Exercise requirements>
No images are to be carried over; print all other material exactly as it stands.

* START *

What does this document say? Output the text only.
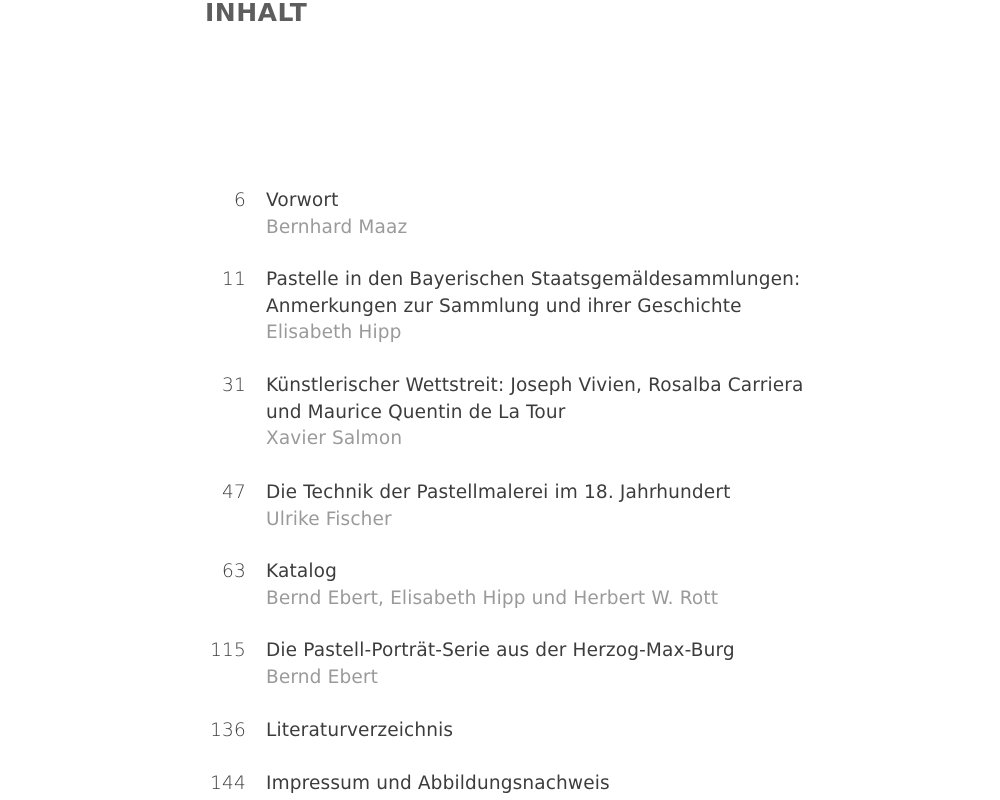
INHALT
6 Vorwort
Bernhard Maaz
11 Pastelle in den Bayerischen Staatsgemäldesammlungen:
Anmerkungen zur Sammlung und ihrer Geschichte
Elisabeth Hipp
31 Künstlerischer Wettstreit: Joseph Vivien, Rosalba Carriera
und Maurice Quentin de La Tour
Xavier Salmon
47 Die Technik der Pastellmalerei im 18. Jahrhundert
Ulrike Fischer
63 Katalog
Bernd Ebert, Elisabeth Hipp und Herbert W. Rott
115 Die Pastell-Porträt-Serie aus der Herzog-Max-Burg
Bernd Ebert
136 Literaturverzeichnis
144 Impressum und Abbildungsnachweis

* END *

Exercise response>
What does this document say? Output the text only.
INHALT
6 Vorwort
Bernhard Maaz
11 Pastelle in den Bayerischen Staatsgemäldesammlungen:
Anmerkungen zur Sammlung und ihrer Geschichte
Elisabeth Hipp
31 Künstlerischer Wettstreit: Joseph Vivien, Rosalba Carriera
und Maurice Quentin de La Tour
Xavier Salmon
47 Die Technik der Pastellmalerei im 18. Jahrhundert
Ulrike Fischer
63 Katalog
Bernd Ebert, Elisabeth Hipp und Herbert W. Rott
115 Die Pastell-Porträt-Serie aus der Herzog-Max-Burg
Bernd Ebert
136 Literaturverzeichnis
144 Impressum und Abbildungsnachweis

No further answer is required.